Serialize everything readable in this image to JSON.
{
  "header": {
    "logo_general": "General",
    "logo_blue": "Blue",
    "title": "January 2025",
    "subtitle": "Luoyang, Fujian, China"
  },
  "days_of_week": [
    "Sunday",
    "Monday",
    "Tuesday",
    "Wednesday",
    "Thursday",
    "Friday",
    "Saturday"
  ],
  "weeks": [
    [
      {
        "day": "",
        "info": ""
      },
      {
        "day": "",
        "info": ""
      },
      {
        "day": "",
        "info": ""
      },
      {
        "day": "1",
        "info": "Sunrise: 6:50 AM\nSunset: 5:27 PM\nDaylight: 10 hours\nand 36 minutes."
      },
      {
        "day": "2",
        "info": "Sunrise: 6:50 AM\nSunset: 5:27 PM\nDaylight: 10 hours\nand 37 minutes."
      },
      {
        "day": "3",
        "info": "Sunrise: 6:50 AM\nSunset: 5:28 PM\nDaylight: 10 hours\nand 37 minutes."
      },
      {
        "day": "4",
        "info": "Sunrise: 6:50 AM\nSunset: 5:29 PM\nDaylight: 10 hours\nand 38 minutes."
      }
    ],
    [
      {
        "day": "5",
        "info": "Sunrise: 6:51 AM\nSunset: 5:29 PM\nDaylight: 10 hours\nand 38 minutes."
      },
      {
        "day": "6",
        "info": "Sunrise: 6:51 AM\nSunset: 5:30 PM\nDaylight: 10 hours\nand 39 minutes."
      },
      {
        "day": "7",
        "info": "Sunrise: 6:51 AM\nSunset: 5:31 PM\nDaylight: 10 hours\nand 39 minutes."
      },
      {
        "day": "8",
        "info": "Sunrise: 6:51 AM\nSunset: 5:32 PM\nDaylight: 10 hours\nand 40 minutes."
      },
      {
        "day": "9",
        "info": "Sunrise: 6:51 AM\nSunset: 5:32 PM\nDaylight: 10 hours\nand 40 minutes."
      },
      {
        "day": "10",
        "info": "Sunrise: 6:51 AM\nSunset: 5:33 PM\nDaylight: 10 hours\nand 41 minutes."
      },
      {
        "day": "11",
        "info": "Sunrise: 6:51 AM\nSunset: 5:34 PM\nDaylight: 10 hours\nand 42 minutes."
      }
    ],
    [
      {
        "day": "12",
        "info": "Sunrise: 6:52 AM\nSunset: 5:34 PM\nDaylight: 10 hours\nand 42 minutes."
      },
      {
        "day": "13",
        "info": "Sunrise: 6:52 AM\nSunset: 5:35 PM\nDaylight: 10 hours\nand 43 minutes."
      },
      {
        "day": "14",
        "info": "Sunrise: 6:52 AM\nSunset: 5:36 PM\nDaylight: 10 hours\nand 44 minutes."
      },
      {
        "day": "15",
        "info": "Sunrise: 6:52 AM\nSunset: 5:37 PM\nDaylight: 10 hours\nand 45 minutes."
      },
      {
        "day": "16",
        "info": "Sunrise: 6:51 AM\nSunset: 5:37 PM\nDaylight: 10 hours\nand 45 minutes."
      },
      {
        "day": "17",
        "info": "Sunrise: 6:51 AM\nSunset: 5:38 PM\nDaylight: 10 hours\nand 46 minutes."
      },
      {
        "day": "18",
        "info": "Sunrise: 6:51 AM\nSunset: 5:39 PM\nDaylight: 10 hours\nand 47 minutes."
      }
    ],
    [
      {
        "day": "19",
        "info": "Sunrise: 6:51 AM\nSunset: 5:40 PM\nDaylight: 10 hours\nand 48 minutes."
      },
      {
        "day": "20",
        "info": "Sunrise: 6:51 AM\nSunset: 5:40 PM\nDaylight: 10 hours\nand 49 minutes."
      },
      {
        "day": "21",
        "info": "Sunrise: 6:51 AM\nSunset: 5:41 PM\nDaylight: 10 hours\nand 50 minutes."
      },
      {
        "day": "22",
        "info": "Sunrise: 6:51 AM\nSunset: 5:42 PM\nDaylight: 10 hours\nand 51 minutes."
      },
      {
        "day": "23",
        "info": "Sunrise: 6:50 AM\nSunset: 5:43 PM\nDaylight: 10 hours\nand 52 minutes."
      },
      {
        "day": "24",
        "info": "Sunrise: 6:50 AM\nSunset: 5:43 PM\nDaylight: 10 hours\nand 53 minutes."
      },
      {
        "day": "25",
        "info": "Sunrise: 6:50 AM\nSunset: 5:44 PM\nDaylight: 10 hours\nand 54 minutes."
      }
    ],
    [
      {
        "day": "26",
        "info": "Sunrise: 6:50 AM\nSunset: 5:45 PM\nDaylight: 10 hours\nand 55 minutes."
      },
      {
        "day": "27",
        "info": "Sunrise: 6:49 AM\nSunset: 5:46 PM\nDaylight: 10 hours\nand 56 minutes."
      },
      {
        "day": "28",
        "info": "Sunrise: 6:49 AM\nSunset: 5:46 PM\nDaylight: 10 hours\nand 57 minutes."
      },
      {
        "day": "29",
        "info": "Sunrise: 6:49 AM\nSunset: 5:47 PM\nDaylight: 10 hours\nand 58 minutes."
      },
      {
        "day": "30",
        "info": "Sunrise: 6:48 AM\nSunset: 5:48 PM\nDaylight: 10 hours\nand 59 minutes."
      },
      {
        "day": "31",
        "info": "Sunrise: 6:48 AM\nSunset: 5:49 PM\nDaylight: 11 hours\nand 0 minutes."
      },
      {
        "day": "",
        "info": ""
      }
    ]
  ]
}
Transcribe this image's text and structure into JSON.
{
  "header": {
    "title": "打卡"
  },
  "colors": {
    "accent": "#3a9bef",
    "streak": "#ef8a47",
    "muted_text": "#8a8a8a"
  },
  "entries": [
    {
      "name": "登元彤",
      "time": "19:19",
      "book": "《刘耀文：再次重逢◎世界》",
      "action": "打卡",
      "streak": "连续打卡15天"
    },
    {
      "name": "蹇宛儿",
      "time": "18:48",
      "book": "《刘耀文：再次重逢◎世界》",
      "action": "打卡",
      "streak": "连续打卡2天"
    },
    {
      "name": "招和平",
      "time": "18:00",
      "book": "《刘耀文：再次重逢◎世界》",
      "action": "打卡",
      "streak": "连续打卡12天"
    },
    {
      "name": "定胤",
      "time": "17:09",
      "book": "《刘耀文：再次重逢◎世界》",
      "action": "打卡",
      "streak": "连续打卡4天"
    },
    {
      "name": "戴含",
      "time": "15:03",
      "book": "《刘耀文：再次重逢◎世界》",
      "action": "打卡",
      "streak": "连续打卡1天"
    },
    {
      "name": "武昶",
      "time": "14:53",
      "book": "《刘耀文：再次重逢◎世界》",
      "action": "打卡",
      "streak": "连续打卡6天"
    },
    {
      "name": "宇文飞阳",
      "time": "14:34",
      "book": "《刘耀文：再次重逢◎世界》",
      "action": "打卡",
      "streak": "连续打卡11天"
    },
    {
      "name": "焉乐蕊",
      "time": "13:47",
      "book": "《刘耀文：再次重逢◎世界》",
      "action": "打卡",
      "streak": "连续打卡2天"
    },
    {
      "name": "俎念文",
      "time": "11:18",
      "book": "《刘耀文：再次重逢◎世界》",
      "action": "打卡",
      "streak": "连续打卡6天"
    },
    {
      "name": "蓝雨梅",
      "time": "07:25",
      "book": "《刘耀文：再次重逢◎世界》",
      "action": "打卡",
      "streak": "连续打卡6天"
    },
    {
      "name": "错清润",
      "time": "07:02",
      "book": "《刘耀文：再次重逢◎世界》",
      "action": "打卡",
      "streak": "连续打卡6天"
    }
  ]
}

^^^^^^^^

Exercise prompt:
How many lines in these entries hold the string "name"? Answer with the number alone.

Task result:
11